To challenge PCs that rely on Protection from Evil for their low-Will brawlers, try using Will save effects that aren't charms or compulsions. Curses and fear effects can be very annoying... and a sorc I played found Wandering Star Motes to be a very amusing spell.

If the group has access to Freedom of Movement, grappling creatures and effects like Black Tentacles will have limited effect. The group may not have enough time/resources to make every member immune to grapple, however, so you could still get some mileage out of this tactic. Also, battlefield control spells can still hinder sight even if the party is immune to the movement-limiting effects. Nonmagical obstacles like difficult terrain, narrow/unsteady combat areas that require Acrobatics checks, slick floors, etc. can also complicate things for someone using Freedom of Movement.

Haste can really be annoying, but you can turn the party's advantage against them. Nasty melee fighters charging you at high speed while the support casters and zen archer stay back? Dump a wall in between them, preferably one that breaks line of effect (wall of ice/stone depending on the CR of the enemy, or maybe even a trap wall that rises from the floor in a crafty enemy's lair).

Swarms and swarm effects, cloud effects (particularly ones with Fort saves to avoid nastiness), traps or the Create Pit line of spells can definitely challenge even a well-prepared party's tactics. Resilient Sphere is also extremely annoying to trap and isolate casters or melee characters with mediocre Ref saves.

Taldor

I just had a bunch of threads asking to help me with much of the same.

I've got 6 Pathfinder RPG characters, and last night they reached level 12. All range from young to old, tenured to relatively new.

Information supplied —
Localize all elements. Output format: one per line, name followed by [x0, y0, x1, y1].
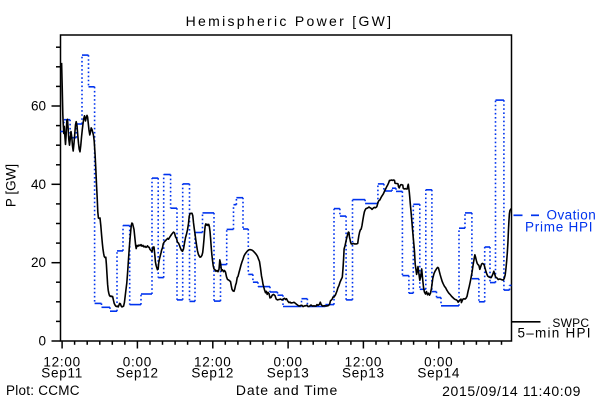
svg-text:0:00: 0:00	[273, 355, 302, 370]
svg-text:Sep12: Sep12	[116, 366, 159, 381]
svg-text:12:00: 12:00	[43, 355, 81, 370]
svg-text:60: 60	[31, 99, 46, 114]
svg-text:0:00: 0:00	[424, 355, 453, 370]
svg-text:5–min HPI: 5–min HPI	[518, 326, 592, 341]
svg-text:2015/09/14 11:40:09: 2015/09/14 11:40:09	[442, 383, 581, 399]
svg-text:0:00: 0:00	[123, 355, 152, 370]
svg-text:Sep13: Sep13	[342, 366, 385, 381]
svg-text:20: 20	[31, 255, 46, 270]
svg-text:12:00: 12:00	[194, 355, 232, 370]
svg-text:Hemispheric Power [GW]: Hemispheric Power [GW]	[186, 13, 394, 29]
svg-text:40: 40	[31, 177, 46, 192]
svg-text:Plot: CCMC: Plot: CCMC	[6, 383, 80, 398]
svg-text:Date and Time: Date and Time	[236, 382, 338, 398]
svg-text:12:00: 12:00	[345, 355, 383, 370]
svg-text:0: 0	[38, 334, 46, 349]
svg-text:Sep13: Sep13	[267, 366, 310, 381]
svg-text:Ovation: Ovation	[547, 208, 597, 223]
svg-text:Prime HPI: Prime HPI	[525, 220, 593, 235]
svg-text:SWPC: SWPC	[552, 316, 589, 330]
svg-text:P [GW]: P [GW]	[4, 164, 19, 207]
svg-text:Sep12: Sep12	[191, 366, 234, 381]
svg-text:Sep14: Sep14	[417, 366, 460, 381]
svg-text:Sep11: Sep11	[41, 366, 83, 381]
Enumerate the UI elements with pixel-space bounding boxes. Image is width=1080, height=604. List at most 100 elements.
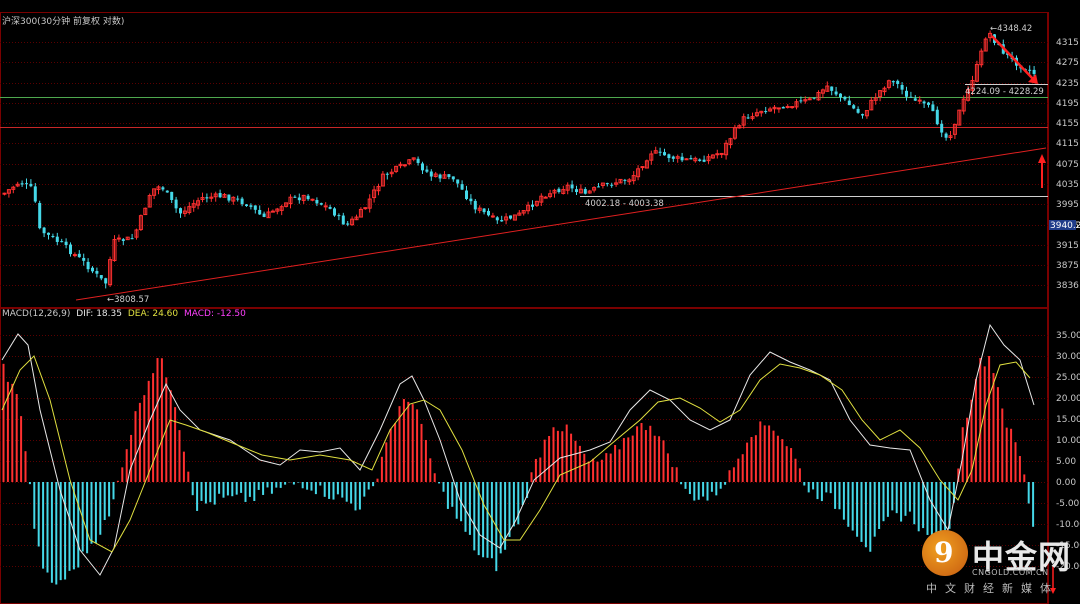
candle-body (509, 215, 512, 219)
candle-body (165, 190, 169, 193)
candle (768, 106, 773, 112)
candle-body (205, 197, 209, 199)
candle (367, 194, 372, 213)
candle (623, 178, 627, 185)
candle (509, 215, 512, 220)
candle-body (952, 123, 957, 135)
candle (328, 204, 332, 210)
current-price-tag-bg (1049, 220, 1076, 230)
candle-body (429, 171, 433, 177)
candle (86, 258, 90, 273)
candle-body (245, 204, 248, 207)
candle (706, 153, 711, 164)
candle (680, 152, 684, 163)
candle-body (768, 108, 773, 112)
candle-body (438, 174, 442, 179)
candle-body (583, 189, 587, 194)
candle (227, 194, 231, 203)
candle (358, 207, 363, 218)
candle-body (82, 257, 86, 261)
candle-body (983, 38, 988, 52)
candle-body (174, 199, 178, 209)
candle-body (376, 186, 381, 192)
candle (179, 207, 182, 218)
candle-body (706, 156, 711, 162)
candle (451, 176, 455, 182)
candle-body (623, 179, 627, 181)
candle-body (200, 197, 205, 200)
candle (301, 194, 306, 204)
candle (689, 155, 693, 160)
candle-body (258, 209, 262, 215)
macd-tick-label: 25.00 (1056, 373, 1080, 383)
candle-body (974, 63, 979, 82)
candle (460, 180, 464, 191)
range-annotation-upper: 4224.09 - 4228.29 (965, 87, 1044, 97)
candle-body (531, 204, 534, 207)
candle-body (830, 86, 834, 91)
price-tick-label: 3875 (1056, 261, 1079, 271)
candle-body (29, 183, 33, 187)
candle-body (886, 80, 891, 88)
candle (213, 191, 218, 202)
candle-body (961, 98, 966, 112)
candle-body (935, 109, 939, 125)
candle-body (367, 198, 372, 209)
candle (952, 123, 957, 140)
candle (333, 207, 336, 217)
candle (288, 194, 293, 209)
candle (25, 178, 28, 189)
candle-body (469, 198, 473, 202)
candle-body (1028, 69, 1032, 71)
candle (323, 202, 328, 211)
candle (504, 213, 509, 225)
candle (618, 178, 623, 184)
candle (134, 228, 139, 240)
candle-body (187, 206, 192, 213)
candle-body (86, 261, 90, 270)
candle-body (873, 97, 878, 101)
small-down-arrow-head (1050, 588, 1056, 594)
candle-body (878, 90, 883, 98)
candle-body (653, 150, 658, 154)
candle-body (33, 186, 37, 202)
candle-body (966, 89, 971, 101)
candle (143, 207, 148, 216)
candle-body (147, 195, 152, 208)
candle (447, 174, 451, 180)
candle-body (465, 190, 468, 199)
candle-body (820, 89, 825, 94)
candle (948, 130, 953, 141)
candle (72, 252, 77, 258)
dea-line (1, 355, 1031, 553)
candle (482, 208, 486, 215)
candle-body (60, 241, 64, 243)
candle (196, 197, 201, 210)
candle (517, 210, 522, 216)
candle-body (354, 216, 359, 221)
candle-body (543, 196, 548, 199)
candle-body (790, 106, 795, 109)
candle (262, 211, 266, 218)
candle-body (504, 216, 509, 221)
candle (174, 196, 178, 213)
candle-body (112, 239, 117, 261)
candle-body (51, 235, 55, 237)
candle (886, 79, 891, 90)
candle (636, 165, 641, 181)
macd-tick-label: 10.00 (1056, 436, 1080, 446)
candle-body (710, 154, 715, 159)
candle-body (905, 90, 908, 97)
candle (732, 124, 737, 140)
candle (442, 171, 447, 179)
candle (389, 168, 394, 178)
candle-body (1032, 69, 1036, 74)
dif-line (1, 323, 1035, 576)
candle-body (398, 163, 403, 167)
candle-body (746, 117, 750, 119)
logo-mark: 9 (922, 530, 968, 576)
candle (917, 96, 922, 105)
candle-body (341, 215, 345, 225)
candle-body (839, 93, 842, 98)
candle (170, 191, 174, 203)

...

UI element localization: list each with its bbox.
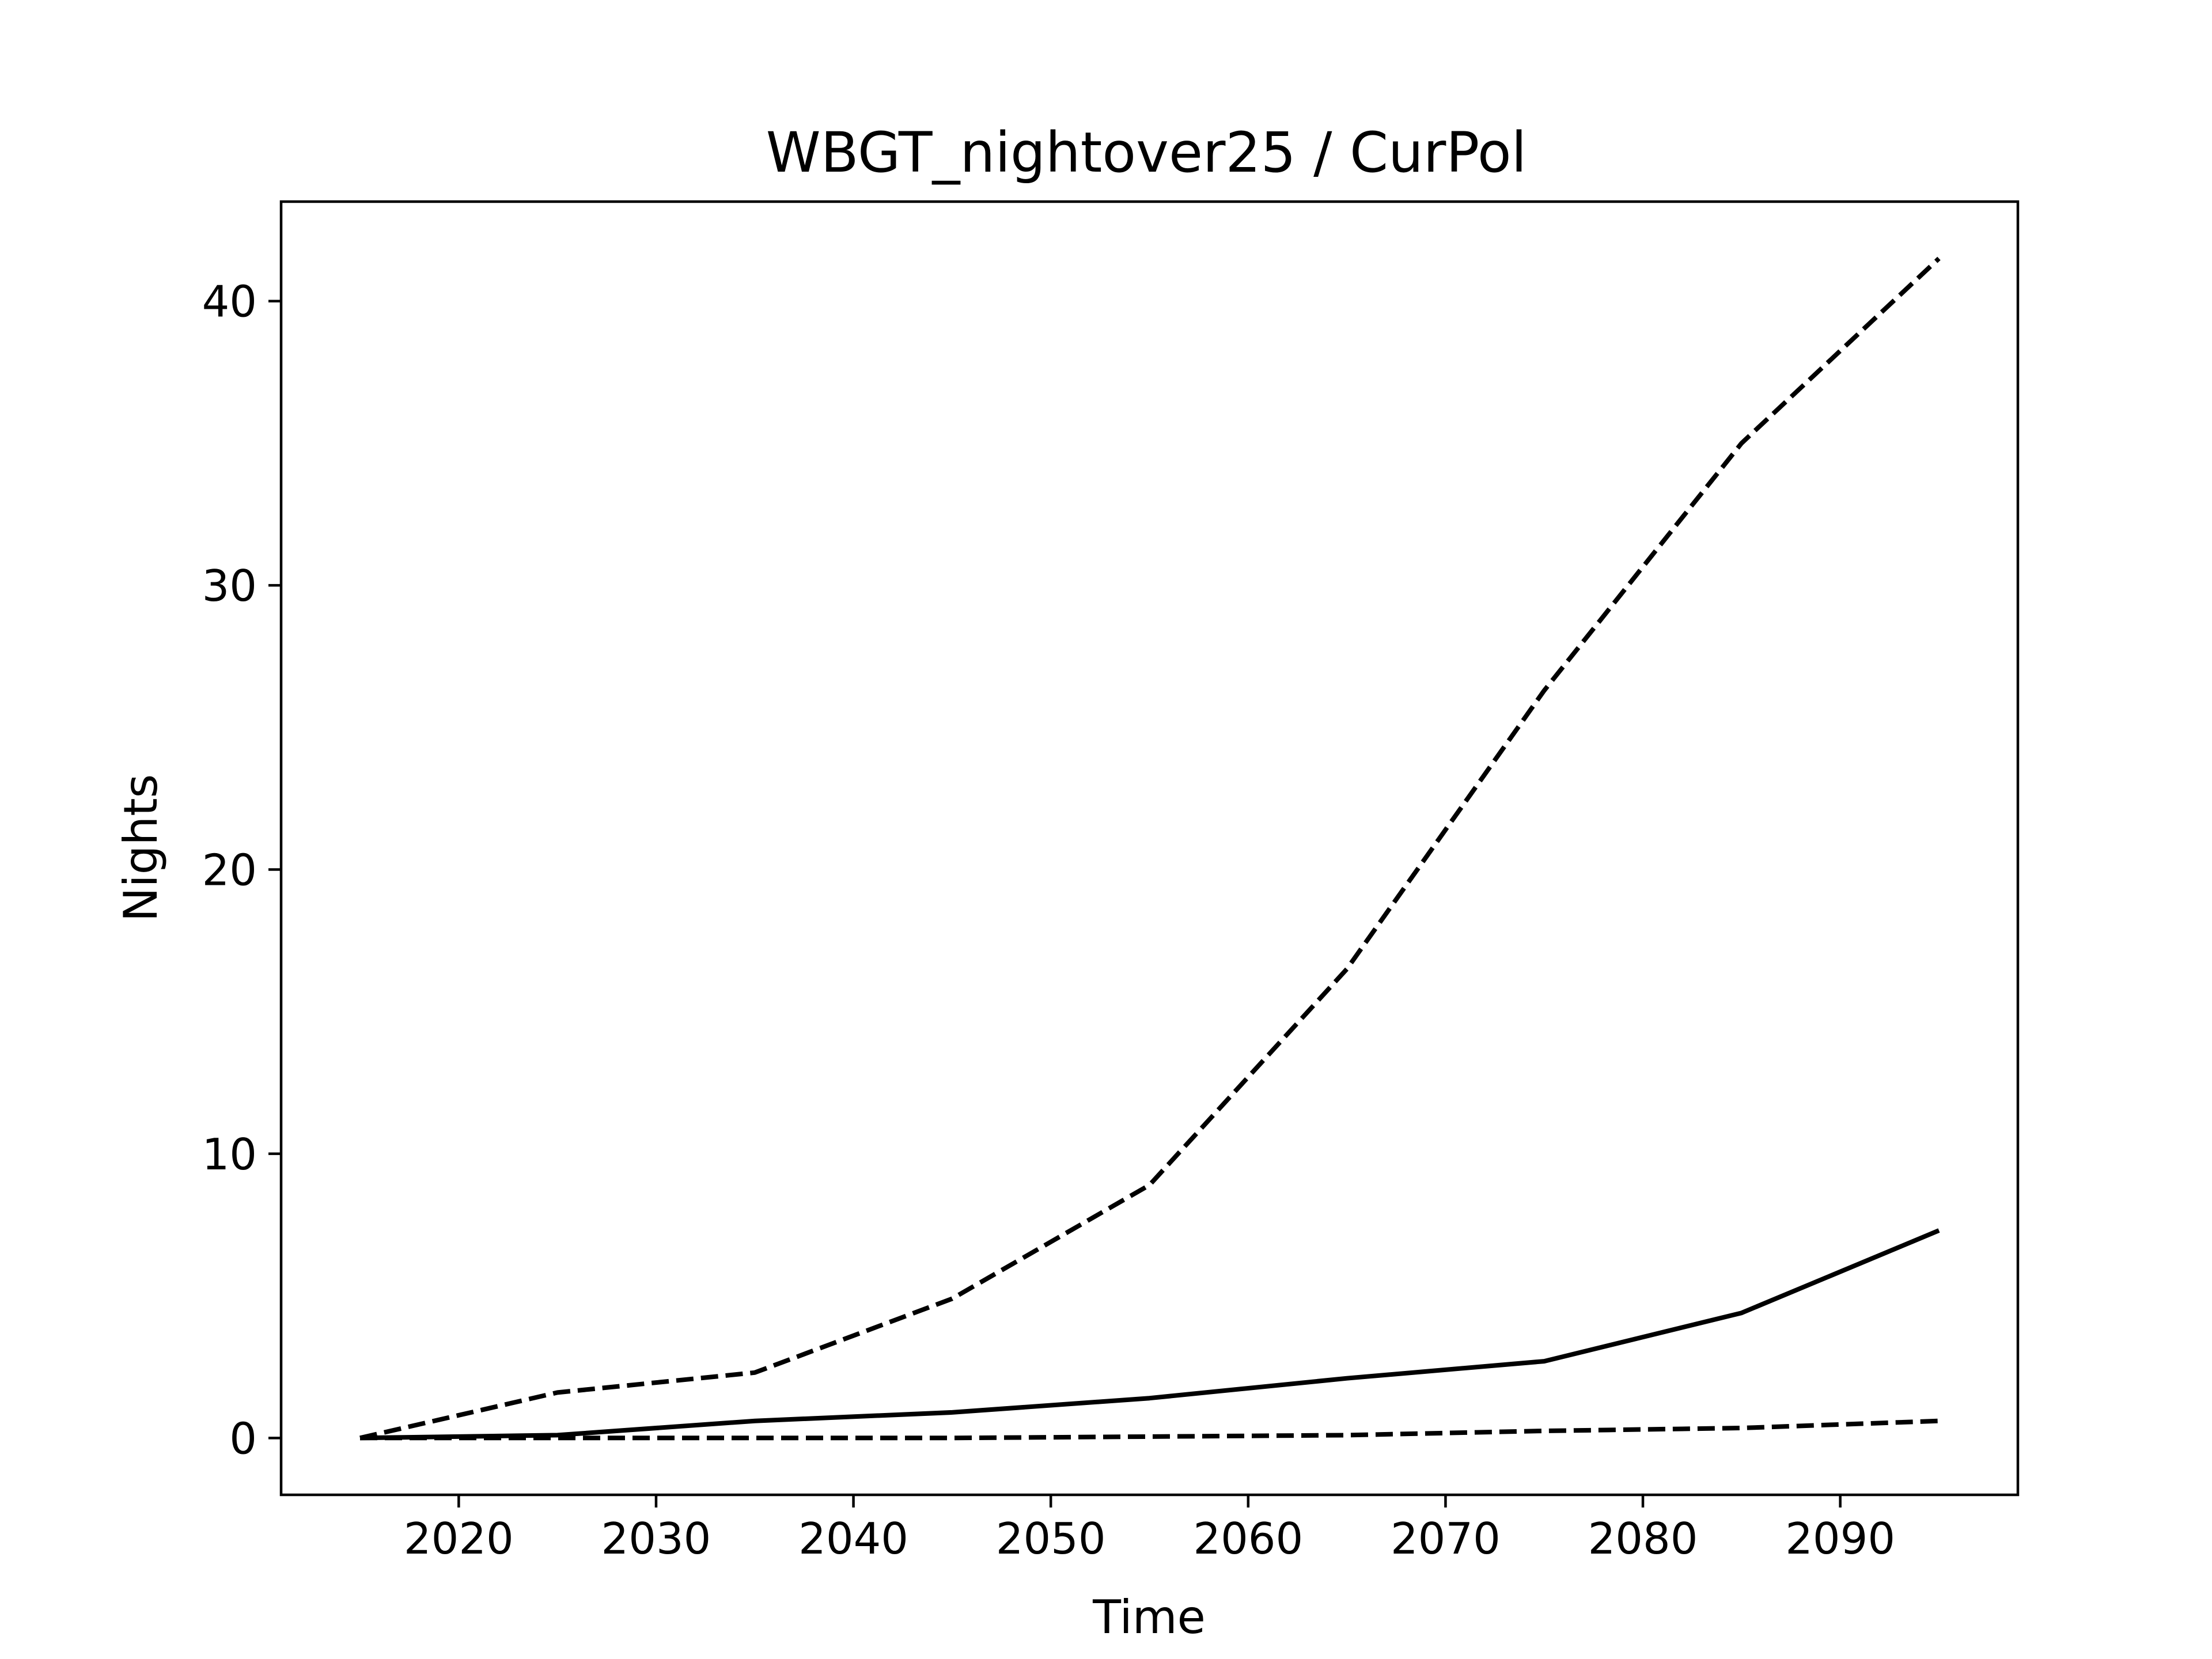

---

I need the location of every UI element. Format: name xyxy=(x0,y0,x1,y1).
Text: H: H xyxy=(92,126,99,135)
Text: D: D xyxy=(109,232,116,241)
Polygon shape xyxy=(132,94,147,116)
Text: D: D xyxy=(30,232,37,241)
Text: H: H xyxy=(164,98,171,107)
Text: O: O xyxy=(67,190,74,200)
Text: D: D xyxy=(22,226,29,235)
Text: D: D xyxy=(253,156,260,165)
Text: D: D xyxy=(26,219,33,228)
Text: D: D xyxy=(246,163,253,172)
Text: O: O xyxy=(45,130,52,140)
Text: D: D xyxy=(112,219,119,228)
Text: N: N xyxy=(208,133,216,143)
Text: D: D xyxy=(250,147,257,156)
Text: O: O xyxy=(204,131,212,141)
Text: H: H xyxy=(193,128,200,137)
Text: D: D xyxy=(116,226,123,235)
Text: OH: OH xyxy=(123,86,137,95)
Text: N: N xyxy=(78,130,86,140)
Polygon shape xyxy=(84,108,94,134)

Request —
Please pull out the entire Pathfinder tactics post and reproduce it word for word. The records have nothing to do with the Pathfinder tactics post.

Task output —
To challenge PCs that rely on Protection from Evil for their low-Will brawlers, try using Will save effects that aren't charms or compulsions. Curses and fear effects can be very annoying... and a sorc I played found Wandering Star Motes to be a very amusing spell.

If the group has access to Freedom of Movement, grappling creatures and effects like Black Tentacles will have limited effect. The group may not have enough time/resources to make every member immune to grapple, however, so you could still get some mileage out of this tactic. Also, battlefield control spells can still hinder sight even if the party is immune to the movement-limiting effects. Nonmagical obstacles like difficult terrain, narrow/unsteady combat areas that require Acrobatics checks, slick floors, etc. can also complicate things for someone using Freedom of Movement.

Haste can really be annoying, but you can turn the party's advantage against them. Nasty melee fighters charging you at high speed while the support casters and zen archer stay back? Dump a wall in between them, preferably one that breaks line of effect (wall of ice/stone depending on the CR of the enemy, or maybe even a trap wall that rises from the floor in a crafty enemy's lair).

Swarms and swarm effects, cloud effects (particularly ones with Fort saves to avoid nastiness), traps or the Create Pit line of spells can definitely challenge even a well-prepared party's tactics. Resilient Sphere is also extremely annoying to trap and isolate casters or melee characters with mediocre Ref saves.

Taldor

I just had a bunch of threads asking to help me with much of the same.

I've got 6 Pathfinder RPG characters, and last night they reached level 12. All range from young to old, tenured to relatively new.